• _Exercise task_:
Your job is to retype all of the data word for word, leaving every image out.

• _Data provided_:
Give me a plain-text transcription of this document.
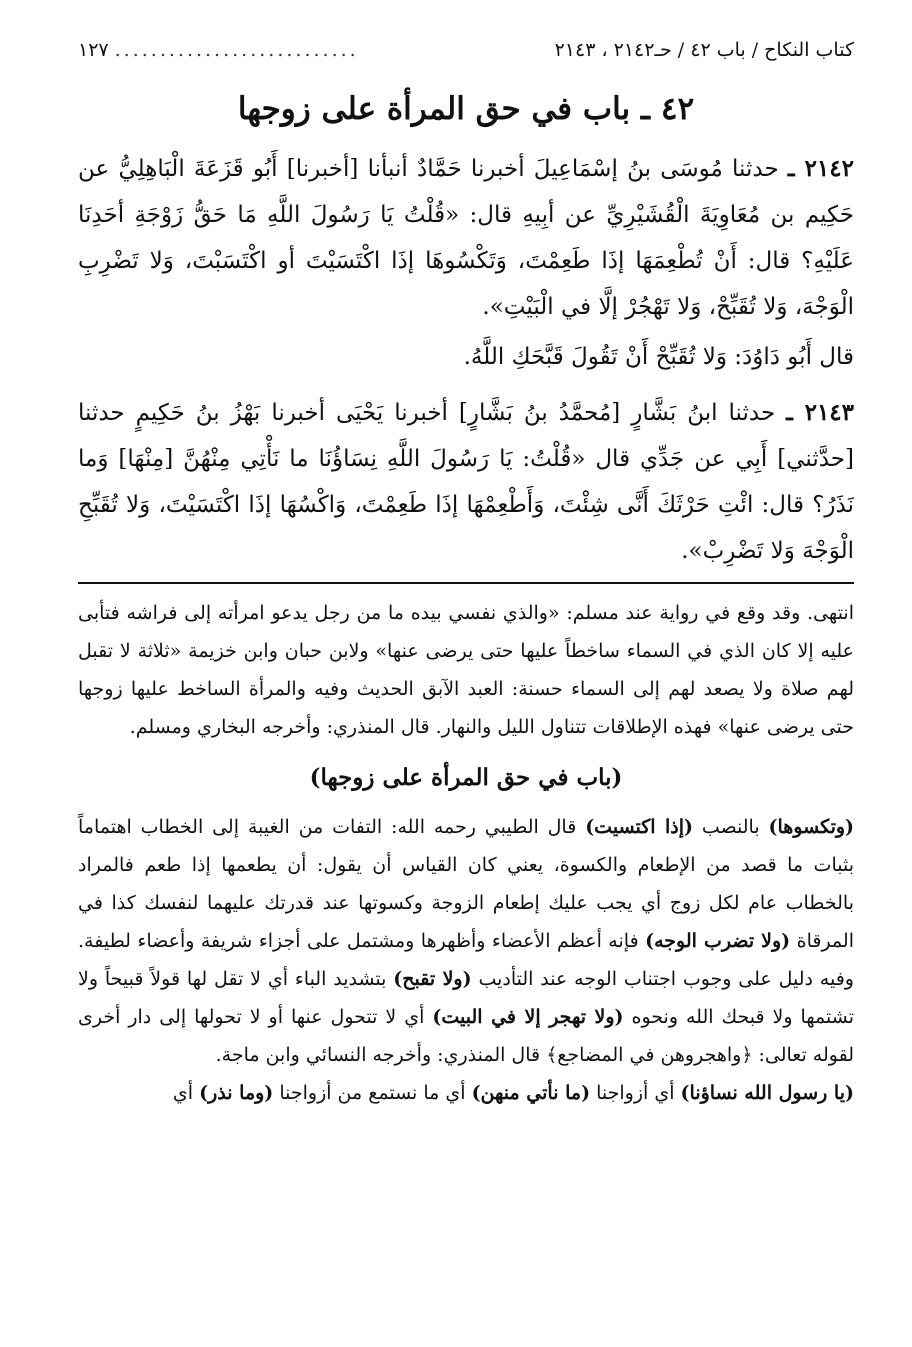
كتاب النكاح / باب ٤٢ / حـ٢١٤٢ ، ٢١٤٣
١٢٧ ...........................
٤٢ ـ باب في حق المرأة على زوجها

٢١٤٢ ـ حدثنا مُوسَى بنُ إسْمَاعِيلَ أخبرنا حَمَّادٌ أنبأنا [أخبرنا] أَبُو قَزَعَةَ الْبَاهِلِيُّ عن حَكِيم بن مُعَاوِيَةَ الْقُشَيْرِيِّ عن أبِيهِ قال: «قُلْتُ يَا رَسُولَ اللَّهِ مَا حَقُّ زَوْجَةِ أحَدِنَا عَلَيْهِ؟ قال: أَنْ تُطْعِمَهَا إذَا طَعِمْتَ، وَتَكْسُوهَا إذَا اكْتَسَيْتَ أو اكْتَسَبْتَ، وَلا تَضْرِبِ الْوَجْهَ، وَلا تُقَبِّحْ، وَلا تَهْجُرْ إلَّا في الْبَيْتِ».

قال أَبُو دَاوُدَ: وَلا تُقَبِّحْ أَنْ تَقُولَ قَبَّحَكِ اللَّهُ.

٢١٤٣ ـ حدثنا ابنُ بَشَّارٍ [مُحمَّدُ بنُ بَشَّارٍ] أخبرنا يَحْيَى أخبرنا بَهْزُ بنُ حَكِيمٍ حدثنا [حدَّثني] أَبِي عن جَدِّي قال «قُلْتُ: يَا رَسُولَ اللَّهِ نِسَاؤُنَا ما نَأْتِي مِنْهُنَّ [مِنْهَا] وَما نَذَرُ؟ قال: ائْتِ حَرْثَكَ أَنَّى شِئْتَ، وَأَطْعِمْهَا إذَا طَعِمْتَ، وَاكْسُهَا إذَا اكْتَسَيْتَ، وَلا تُقَبِّحِ الْوَجْهَ وَلا تَضْرِبْ».

انتهى. وقد وقع في رواية عند مسلم: «والذي نفسي بيده ما من رجل يدعو امرأته إلى فراشه فتأبى عليه إلا كان الذي في السماء ساخطاً عليها حتى يرضى عنها» ولابن حبان وابن خزيمة «ثلاثة لا تقبل لهم صلاة ولا يصعد لهم إلى السماء حسنة: العبد الآبق الحديث وفيه والمرأة الساخط عليها زوجها حتى يرضى عنها» فهذه الإطلاقات تتناول الليل والنهار. قال المنذري: وأخرجه البخاري ومسلم.

(باب في حق المرأة على زوجها)

(وتكسوها) بالنصب (إذا اكتسيت) قال الطيبي رحمه الله: التفات من الغيبة إلى الخطاب اهتماماً بثبات ما قصد من الإطعام والكسوة، يعني كان القياس أن يقول: أن يطعمها إذا طعم فالمراد بالخطاب عام لكل زوج أي يجب عليك إطعام الزوجة وكسوتها عند قدرتك عليهما لنفسك كذا في المرقاة (ولا تضرب الوجه) فإنه أعظم الأعضاء وأظهرها ومشتمل على أجزاء شريفة وأعضاء لطيفة. وفيه دليل على وجوب اجتناب الوجه عند التأديب (ولا تقبح) بتشديد الباء أي لا تقل لها قولاً قبيحاً ولا تشتمها ولا قبحك الله ونحوه (ولا تهجر إلا في البيت) أي لا تتحول عنها أو لا تحولها إلى دار أخرى لقوله تعالى: ﴿واهجروهن في المضاجع﴾ قال المنذري: وأخرجه النسائي وابن ماجة.

(يا رسول الله نساؤنا) أي أزواجنا (ما نأتي منهن) أي ما نستمع من أزواجنا (وما نذر) أي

• _Response to this exercise_:
Give me a plain-text transcription of this document.
كتاب النكاح / باب ٤٢ / حـ٢١٤٢ ، ٢١٤٣
١٢٧ ...........................
٤٢ ـ باب في حق المرأة على زوجها

٢١٤٢ ـ حدثنا مُوسَى بنُ إسْمَاعِيلَ أخبرنا حَمَّادٌ أنبأنا [أخبرنا] أَبُو قَزَعَةَ الْبَاهِلِيُّ عن حَكِيم بن مُعَاوِيَةَ الْقُشَيْرِيِّ عن أبِيهِ قال: «قُلْتُ يَا رَسُولَ اللَّهِ مَا حَقُّ زَوْجَةِ أحَدِنَا عَلَيْهِ؟ قال: أَنْ تُطْعِمَهَا إذَا طَعِمْتَ، وَتَكْسُوهَا إذَا اكْتَسَيْتَ أو اكْتَسَبْتَ، وَلا تَضْرِبِ الْوَجْهَ، وَلا تُقَبِّحْ، وَلا تَهْجُرْ إلَّا في الْبَيْتِ».

قال أَبُو دَاوُدَ: وَلا تُقَبِّحْ أَنْ تَقُولَ قَبَّحَكِ اللَّهُ.

٢١٤٣ ـ حدثنا ابنُ بَشَّارٍ [مُحمَّدُ بنُ بَشَّارٍ] أخبرنا يَحْيَى أخبرنا بَهْزُ بنُ حَكِيمٍ حدثنا [حدَّثني] أَبِي عن جَدِّي قال «قُلْتُ: يَا رَسُولَ اللَّهِ نِسَاؤُنَا ما نَأْتِي مِنْهُنَّ [مِنْهَا] وَما نَذَرُ؟ قال: ائْتِ حَرْثَكَ أَنَّى شِئْتَ، وَأَطْعِمْهَا إذَا طَعِمْتَ، وَاكْسُهَا إذَا اكْتَسَيْتَ، وَلا تُقَبِّحِ الْوَجْهَ وَلا تَضْرِبْ».

انتهى. وقد وقع في رواية عند مسلم: «والذي نفسي بيده ما من رجل يدعو امرأته إلى فراشه فتأبى عليه إلا كان الذي في السماء ساخطاً عليها حتى يرضى عنها» ولابن حبان وابن خزيمة «ثلاثة لا تقبل لهم صلاة ولا يصعد لهم إلى السماء حسنة: العبد الآبق الحديث وفيه والمرأة الساخط عليها زوجها حتى يرضى عنها» فهذه الإطلاقات تتناول الليل والنهار. قال المنذري: وأخرجه البخاري ومسلم.

(باب في حق المرأة على زوجها)

(وتكسوها) بالنصب (إذا اكتسيت) قال الطيبي رحمه الله: التفات من الغيبة إلى الخطاب اهتماماً بثبات ما قصد من الإطعام والكسوة، يعني كان القياس أن يقول: أن يطعمها إذا طعم فالمراد بالخطاب عام لكل زوج أي يجب عليك إطعام الزوجة وكسوتها عند قدرتك عليهما لنفسك كذا في المرقاة (ولا تضرب الوجه) فإنه أعظم الأعضاء وأظهرها ومشتمل على أجزاء شريفة وأعضاء لطيفة. وفيه دليل على وجوب اجتناب الوجه عند التأديب (ولا تقبح) بتشديد الباء أي لا تقل لها قولاً قبيحاً ولا تشتمها ولا قبحك الله ونحوه (ولا تهجر إلا في البيت) أي لا تتحول عنها أو لا تحولها إلى دار أخرى لقوله تعالى: ﴿واهجروهن في المضاجع﴾ قال المنذري: وأخرجه النسائي وابن ماجة.

(يا رسول الله نساؤنا) أي أزواجنا (ما نأتي منهن) أي ما نستمع من أزواجنا (وما نذر) أي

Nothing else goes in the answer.